▶ _Task requirements_: Copy each line exactly. Leave nothing out.

▶ _Input for this task_:
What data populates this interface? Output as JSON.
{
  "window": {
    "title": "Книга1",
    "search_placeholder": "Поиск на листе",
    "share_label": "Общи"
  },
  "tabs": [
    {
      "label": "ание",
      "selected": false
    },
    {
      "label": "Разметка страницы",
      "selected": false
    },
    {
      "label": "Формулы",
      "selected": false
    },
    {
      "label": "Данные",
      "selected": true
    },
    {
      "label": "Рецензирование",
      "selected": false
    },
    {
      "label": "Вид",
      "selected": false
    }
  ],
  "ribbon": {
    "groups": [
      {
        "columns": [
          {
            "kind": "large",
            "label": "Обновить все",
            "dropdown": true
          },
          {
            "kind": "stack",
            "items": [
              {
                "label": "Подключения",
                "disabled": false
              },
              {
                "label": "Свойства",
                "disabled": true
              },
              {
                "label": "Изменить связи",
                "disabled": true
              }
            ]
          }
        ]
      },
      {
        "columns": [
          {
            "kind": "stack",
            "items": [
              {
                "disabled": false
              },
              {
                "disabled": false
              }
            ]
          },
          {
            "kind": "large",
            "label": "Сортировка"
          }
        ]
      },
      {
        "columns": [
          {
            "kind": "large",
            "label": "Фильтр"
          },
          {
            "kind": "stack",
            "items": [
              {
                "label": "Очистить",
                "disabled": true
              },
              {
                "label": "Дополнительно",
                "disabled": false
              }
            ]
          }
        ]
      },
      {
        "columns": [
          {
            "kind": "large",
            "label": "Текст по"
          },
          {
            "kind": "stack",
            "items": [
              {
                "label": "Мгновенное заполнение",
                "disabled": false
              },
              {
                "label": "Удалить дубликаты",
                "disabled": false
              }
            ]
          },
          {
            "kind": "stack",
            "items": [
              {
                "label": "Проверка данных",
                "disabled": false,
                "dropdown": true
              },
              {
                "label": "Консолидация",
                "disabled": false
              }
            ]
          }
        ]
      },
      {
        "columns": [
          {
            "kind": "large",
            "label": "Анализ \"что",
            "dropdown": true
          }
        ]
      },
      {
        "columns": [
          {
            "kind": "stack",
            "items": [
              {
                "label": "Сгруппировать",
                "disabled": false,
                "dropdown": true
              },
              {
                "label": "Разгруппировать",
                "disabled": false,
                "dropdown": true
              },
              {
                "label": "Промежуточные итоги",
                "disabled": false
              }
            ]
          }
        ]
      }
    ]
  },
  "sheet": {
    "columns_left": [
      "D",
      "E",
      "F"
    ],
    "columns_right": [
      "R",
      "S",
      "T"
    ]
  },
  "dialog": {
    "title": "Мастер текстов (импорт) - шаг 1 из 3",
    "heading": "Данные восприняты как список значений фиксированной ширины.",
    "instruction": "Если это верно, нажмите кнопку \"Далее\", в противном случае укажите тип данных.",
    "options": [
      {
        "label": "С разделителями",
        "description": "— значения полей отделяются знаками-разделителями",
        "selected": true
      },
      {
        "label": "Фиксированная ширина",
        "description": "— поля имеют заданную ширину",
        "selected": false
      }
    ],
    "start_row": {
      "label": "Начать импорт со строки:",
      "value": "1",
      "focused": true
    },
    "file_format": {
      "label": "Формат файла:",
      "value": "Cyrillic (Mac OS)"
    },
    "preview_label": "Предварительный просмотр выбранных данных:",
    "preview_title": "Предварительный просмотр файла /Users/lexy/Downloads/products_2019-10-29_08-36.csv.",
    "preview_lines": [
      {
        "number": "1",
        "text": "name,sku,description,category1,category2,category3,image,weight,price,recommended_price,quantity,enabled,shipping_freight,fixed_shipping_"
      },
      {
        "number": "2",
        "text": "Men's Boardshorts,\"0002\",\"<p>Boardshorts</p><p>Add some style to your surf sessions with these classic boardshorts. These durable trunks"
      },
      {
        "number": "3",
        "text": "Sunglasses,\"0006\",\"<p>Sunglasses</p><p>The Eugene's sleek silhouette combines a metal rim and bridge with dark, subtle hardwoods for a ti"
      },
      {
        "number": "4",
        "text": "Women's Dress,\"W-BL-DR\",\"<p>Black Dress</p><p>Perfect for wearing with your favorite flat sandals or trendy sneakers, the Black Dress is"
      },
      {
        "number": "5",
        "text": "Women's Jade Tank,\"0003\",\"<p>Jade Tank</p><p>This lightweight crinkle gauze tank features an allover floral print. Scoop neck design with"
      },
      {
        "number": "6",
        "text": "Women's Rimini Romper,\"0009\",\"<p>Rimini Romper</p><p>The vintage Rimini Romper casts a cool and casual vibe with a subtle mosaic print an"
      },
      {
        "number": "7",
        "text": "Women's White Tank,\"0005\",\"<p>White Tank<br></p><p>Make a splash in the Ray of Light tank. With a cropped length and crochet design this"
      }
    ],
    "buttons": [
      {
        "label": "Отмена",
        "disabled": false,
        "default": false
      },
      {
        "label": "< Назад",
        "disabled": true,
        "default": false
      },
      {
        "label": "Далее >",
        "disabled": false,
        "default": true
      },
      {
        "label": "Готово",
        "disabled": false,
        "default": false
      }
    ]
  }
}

▶ _The result_:
What data populates this interface? Output as JSON.
{
  "window": {
    "title": "Книга1",
    "search_placeholder": "Поиск на листе",
    "share_label": "Общи"
  },
  "tabs": [
    {
      "label": "ание",
      "selected": false
    },
    {
      "label": "Разметка страницы",
      "selected": false
    },
    {
      "label": "Формулы",
      "selected": false
    },
    {
      "label": "Данные",
      "selected": true
    },
    {
      "label": "Рецензирование",
      "selected": false
    },
    {
      "label": "Вид",
      "selected": false
    }
  ],
  "ribbon": {
    "groups": [
      {
        "columns": [
          {
            "kind": "large",
            "label": "Обновить все",
            "dropdown": true
          },
          {
            "kind": "stack",
            "items": [
              {
                "label": "Подключения",
                "disabled": false
              },
              {
                "label": "Свойства",
                "disabled": true
              },
              {
                "label": "Изменить связи",
                "disabled": true
              }
            ]
          }
        ]
      },
      {
        "columns": [
          {
            "kind": "stack",
            "items": [
              {
                "disabled": false
              },
              {
                "disabled": false
              }
            ]
          },
          {
            "kind": "large",
            "label": "Сортировка"
          }
        ]
      },
      {
        "columns": [
          {
            "kind": "large",
            "label": "Фильтр"
          },
          {
            "kind": "stack",
            "items": [
              {
                "label": "Очистить",
                "disabled": true
              },
              {
                "label": "Дополнительно",
                "disabled": false
              }
            ]
          }
        ]
      },
      {
        "columns": [
          {
            "kind": "large",
            "label": "Текст по"
          },
          {
            "kind": "stack",
            "items": [
              {
                "label": "Мгновенное заполнение",
                "disabled": false
              },
              {
                "label": "Удалить дубликаты",
                "disabled": false
              }
            ]
          },
          {
            "kind": "stack",
            "items": [
              {
                "label": "Проверка данных",
                "disabled": false,
                "dropdown": true
              },
              {
                "label": "Консолидация",
                "disabled": false
              }
            ]
          }
        ]
      },
      {
        "columns": [
          {
            "kind": "large",
            "label": "Анализ \"что",
            "dropdown": true
          }
        ]
      },
      {
        "columns": [
          {
            "kind": "stack",
            "items": [
              {
                "label": "Сгруппировать",
                "disabled": false,
                "dropdown": true
              },
              {
                "label": "Разгруппировать",
                "disabled": false,
                "dropdown": true
              },
              {
                "label": "Промежуточные итоги",
                "disabled": false
              }
            ]
          }
        ]
      }
    ]
  },
  "sheet": {
    "columns_left": [
      "D",
      "E",
      "F"
    ],
    "columns_right": [
      "R",
      "S",
      "T"
    ]
  },
  "dialog": {
    "title": "Мастер текстов (импорт) - шаг 1 из 3",
    "heading": "Данные восприняты как список значений фиксированной ширины.",
    "instruction": "Если это верно, нажмите кнопку \"Далее\", в противном случае укажите тип данных.",
    "options": [
      {
        "label": "С разделителями",
        "description": "— значения полей отделяются знаками-разделителями",
        "selected": true
      },
      {
        "label": "Фиксированная ширина",
        "description": "— поля имеют заданную ширину",
        "selected": false
      }
    ],
    "start_row": {
      "label": "Начать импорт со строки:",
      "value": "1",
      "focused": true
    },
    "file_format": {
      "label": "Формат файла:",
      "value": "Cyrillic (Mac OS)"
    },
    "preview_label": "Предварительный просмотр выбранных данных:",
    "preview_title": "Предварительный просмотр файла /Users/lexy/Downloads/products_2019-10-29_08-36.csv.",
    "preview_lines": [
      {
        "number": "1",
        "text": "name,sku,description,category1,category2,category3,image,weight,price,recommended_price,quantity,enabled,shipping_freight,fixed_shipping_"
      },
      {
        "number": "2",
        "text": "Men's Boardshorts,\"0002\",\"<p>Boardshorts</p><p>Add some style to your surf sessions with these classic boardshorts. These durable trunks"
      },
      {
        "number": "3",
        "text": "Sunglasses,\"0006\",\"<p>Sunglasses</p><p>The Eugene's sleek silhouette combines a metal rim and bridge with dark, subtle hardwoods for a ti"
      },
      {
        "number": "4",
        "text": "Women's Dress,\"W-BL-DR\",\"<p>Black Dress</p><p>Perfect for wearing with your favorite flat sandals or trendy sneakers, the Black Dress is"
      },
      {
        "number": "5",
        "text": "Women's Jade Tank,\"0003\",\"<p>Jade Tank</p><p>This lightweight crinkle gauze tank features an allover floral print. Scoop neck design with"
      },
      {
        "number": "6",
        "text": "Women's Rimini Romper,\"0009\",\"<p>Rimini Romper</p><p>The vintage Rimini Romper casts a cool and casual vibe with a subtle mosaic print an"
      },
      {
        "number": "7",
        "text": "Women's White Tank,\"0005\",\"<p>White Tank<br></p><p>Make a splash in the Ray of Light tank. With a cropped length and crochet design this"
      }
    ],
    "buttons": [
      {
        "label": "Отмена",
        "disabled": false,
        "default": false
      },
      {
        "label": "< Назад",
        "disabled": true,
        "default": false
      },
      {
        "label": "Далее >",
        "disabled": false,
        "default": true
      },
      {
        "label": "Готово",
        "disabled": false,
        "default": false
      }
    ]
  }
}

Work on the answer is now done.